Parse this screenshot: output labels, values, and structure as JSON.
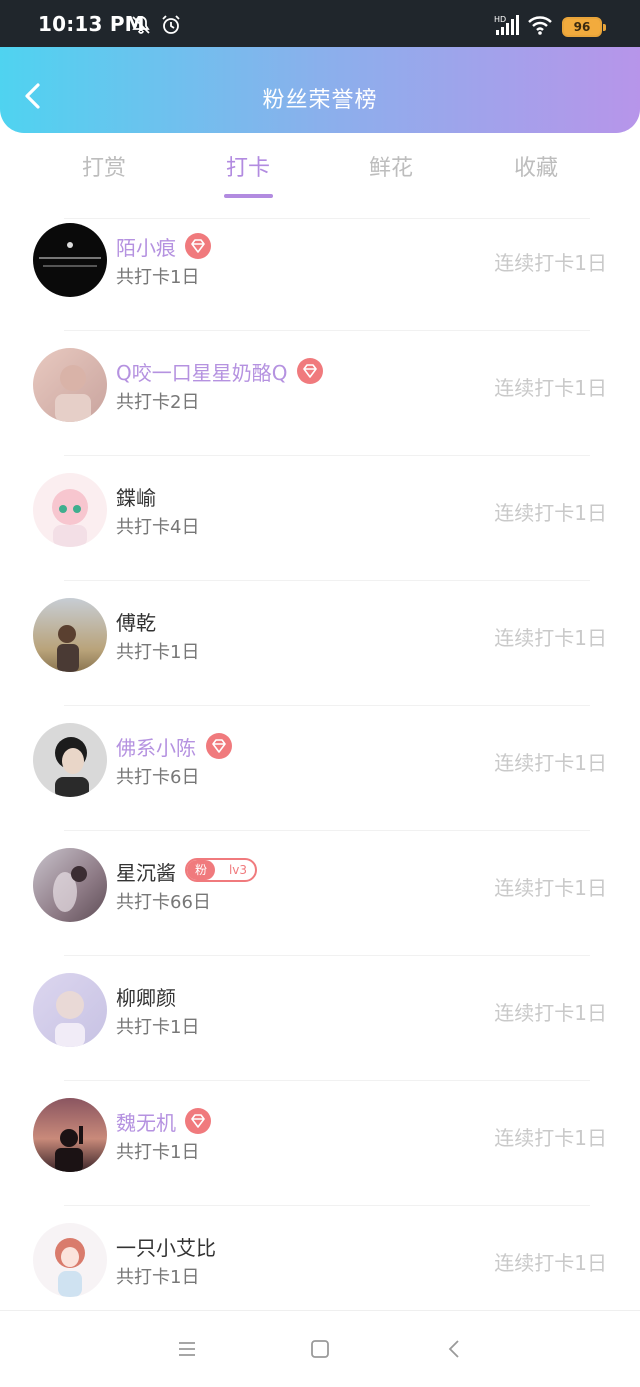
{
  "status_bar": {
    "time": "10:13 PM",
    "battery": "96",
    "icons": [
      "bell-off-icon",
      "alarm-icon",
      "signal-icon",
      "wifi-icon",
      "battery-icon"
    ]
  },
  "header": {
    "title": "粉丝荣誉榜",
    "back_icon": "back-arrow-icon",
    "gradient": [
      "#4fd3f0",
      "#b795ea"
    ]
  },
  "tabs": [
    {
      "label": "打赏",
      "active": false
    },
    {
      "label": "打卡",
      "active": true
    },
    {
      "label": "鲜花",
      "active": false
    },
    {
      "label": "收藏",
      "active": false
    }
  ],
  "colors": {
    "accent": "#b28be0",
    "vip_name": "#b592e0",
    "badge": "#f07a7d",
    "muted": "#c9c9c9"
  },
  "list": [
    {
      "name": "陌小痕",
      "vip": true,
      "badge": "gem-icon",
      "total": "共打卡1日",
      "streak": "连续打卡1日"
    },
    {
      "name": "Q咬一口星星奶酪Q",
      "vip": true,
      "badge": "gem-icon",
      "total": "共打卡2日",
      "streak": "连续打卡1日"
    },
    {
      "name": "鍱崳",
      "vip": false,
      "total": "共打卡4日",
      "streak": "连续打卡1日"
    },
    {
      "name": "傅乾",
      "vip": false,
      "total": "共打卡1日",
      "streak": "连续打卡1日"
    },
    {
      "name": "佛系小陈",
      "vip": true,
      "badge": "gem-icon",
      "total": "共打卡6日",
      "streak": "连续打卡1日"
    },
    {
      "name": "星沉酱",
      "vip": false,
      "fan_badge": {
        "label": "粉",
        "level": "lv3"
      },
      "total": "共打卡66日",
      "streak": "连续打卡1日"
    },
    {
      "name": "柳卿颜",
      "vip": false,
      "total": "共打卡1日",
      "streak": "连续打卡1日"
    },
    {
      "name": "魏无机",
      "vip": true,
      "badge": "gem-icon",
      "total": "共打卡1日",
      "streak": "连续打卡1日"
    },
    {
      "name": "一只小艾比",
      "vip": false,
      "total": "共打卡1日",
      "streak": "连续打卡1日"
    }
  ],
  "nav_bar": [
    "menu-icon",
    "home-icon",
    "back-icon"
  ]
}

■ ■ ■ ■

● The task: Do not include the images; transcribe the rest of the listing exactly.

● Output of the exercise:
Parse this screenshot: output labels, values, and structure as JSON.
{
  "status_bar": {
    "time": "10:13 PM",
    "battery": "96",
    "icons": [
      "bell-off-icon",
      "alarm-icon",
      "signal-icon",
      "wifi-icon",
      "battery-icon"
    ]
  },
  "header": {
    "title": "粉丝荣誉榜",
    "back_icon": "back-arrow-icon",
    "gradient": [
      "#4fd3f0",
      "#b795ea"
    ]
  },
  "tabs": [
    {
      "label": "打赏",
      "active": false
    },
    {
      "label": "打卡",
      "active": true
    },
    {
      "label": "鲜花",
      "active": false
    },
    {
      "label": "收藏",
      "active": false
    }
  ],
  "colors": {
    "accent": "#b28be0",
    "vip_name": "#b592e0",
    "badge": "#f07a7d",
    "muted": "#c9c9c9"
  },
  "list": [
    {
      "name": "陌小痕",
      "vip": true,
      "badge": "gem-icon",
      "total": "共打卡1日",
      "streak": "连续打卡1日"
    },
    {
      "name": "Q咬一口星星奶酪Q",
      "vip": true,
      "badge": "gem-icon",
      "total": "共打卡2日",
      "streak": "连续打卡1日"
    },
    {
      "name": "鍱崳",
      "vip": false,
      "total": "共打卡4日",
      "streak": "连续打卡1日"
    },
    {
      "name": "傅乾",
      "vip": false,
      "total": "共打卡1日",
      "streak": "连续打卡1日"
    },
    {
      "name": "佛系小陈",
      "vip": true,
      "badge": "gem-icon",
      "total": "共打卡6日",
      "streak": "连续打卡1日"
    },
    {
      "name": "星沉酱",
      "vip": false,
      "fan_badge": {
        "label": "粉",
        "level": "lv3"
      },
      "total": "共打卡66日",
      "streak": "连续打卡1日"
    },
    {
      "name": "柳卿颜",
      "vip": false,
      "total": "共打卡1日",
      "streak": "连续打卡1日"
    },
    {
      "name": "魏无机",
      "vip": true,
      "badge": "gem-icon",
      "total": "共打卡1日",
      "streak": "连续打卡1日"
    },
    {
      "name": "一只小艾比",
      "vip": false,
      "total": "共打卡1日",
      "streak": "连续打卡1日"
    }
  ],
  "nav_bar": [
    "menu-icon",
    "home-icon",
    "back-icon"
  ]
}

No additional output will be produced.